## What you are asked to do
Gather all lines in the records below that include the word "document".

## The input
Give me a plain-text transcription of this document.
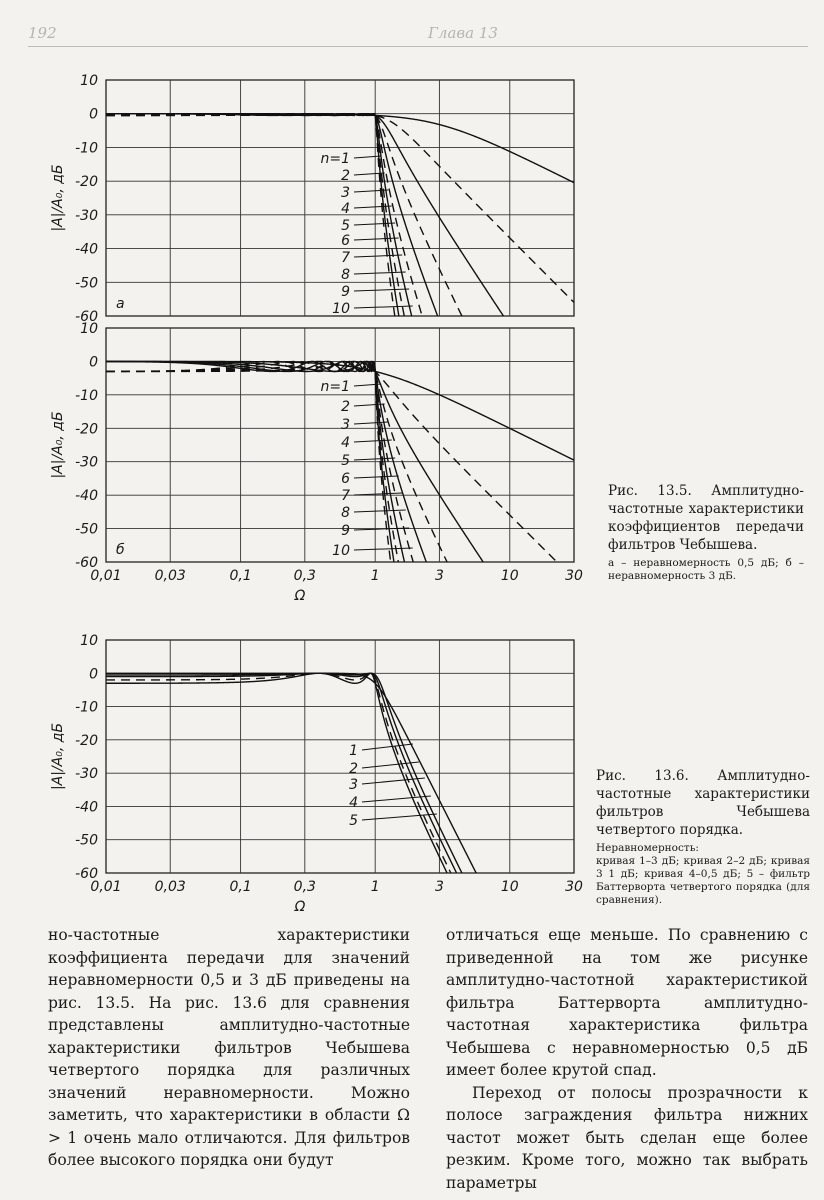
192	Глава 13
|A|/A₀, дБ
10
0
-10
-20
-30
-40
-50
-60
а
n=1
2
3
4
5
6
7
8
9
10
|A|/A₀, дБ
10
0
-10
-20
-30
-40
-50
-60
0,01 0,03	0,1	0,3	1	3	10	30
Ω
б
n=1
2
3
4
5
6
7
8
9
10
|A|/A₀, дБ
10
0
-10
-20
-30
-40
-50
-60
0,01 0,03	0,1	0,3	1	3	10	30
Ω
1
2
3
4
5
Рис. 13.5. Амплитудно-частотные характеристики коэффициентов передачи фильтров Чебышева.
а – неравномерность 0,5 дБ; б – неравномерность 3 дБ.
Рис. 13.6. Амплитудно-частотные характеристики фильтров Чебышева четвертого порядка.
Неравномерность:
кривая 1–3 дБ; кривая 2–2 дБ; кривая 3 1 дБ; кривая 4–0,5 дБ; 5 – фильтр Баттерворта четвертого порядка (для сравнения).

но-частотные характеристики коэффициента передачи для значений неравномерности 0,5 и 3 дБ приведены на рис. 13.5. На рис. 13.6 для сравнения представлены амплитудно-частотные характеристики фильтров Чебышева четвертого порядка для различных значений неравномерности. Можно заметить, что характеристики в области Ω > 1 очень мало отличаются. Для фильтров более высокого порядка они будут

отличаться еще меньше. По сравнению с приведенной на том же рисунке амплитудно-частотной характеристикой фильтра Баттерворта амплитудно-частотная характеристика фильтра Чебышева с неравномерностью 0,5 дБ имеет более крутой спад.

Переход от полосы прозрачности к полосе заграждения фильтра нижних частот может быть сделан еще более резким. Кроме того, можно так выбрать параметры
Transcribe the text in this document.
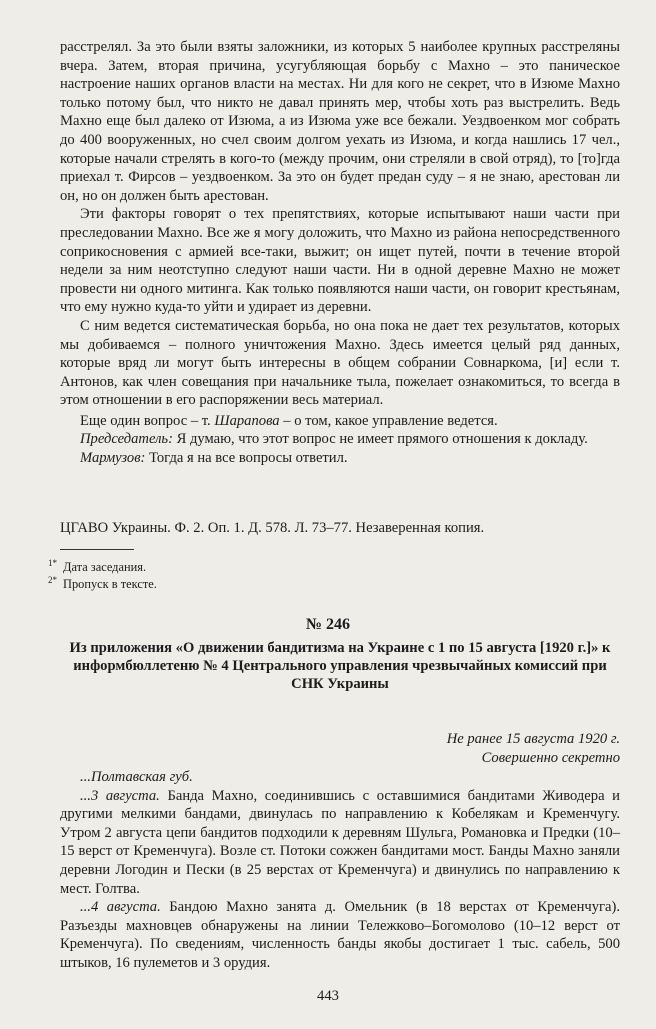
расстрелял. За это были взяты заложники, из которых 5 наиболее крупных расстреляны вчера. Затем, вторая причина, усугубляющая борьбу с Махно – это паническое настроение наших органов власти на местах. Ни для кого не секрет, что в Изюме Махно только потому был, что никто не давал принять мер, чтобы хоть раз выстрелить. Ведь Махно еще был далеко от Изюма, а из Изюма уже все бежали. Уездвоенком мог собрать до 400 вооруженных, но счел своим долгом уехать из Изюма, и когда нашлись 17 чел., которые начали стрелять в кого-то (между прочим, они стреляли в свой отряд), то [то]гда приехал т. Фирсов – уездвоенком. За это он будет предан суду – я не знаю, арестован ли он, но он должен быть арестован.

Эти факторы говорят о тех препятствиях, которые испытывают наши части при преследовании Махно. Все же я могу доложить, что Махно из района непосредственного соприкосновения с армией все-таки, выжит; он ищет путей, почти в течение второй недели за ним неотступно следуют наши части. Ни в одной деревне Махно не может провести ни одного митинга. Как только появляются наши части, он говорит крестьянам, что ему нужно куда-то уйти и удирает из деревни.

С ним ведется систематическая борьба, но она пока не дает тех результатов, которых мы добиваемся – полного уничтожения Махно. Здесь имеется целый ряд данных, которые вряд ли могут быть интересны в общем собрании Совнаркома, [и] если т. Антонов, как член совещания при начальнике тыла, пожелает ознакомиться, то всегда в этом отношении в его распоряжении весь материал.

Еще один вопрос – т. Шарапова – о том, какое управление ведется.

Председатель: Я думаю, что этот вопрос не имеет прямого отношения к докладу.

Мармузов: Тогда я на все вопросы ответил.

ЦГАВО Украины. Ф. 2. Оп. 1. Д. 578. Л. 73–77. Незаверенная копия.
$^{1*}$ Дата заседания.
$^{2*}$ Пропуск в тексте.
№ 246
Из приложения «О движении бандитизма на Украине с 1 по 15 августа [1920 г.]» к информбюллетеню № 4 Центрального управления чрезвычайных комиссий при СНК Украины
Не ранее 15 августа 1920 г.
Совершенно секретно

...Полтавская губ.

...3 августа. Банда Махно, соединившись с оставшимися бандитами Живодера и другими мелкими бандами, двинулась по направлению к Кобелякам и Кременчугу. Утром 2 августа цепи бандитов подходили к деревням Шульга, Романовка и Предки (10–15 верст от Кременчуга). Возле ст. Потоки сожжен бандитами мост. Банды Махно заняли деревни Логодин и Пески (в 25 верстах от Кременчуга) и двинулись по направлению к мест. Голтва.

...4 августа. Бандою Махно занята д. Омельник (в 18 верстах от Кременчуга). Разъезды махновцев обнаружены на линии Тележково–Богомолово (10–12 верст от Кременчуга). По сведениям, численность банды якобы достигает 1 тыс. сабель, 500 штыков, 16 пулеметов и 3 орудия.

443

## Answer to this task
Give me a plain-text transcription of this document.
Transcribe the text in this document.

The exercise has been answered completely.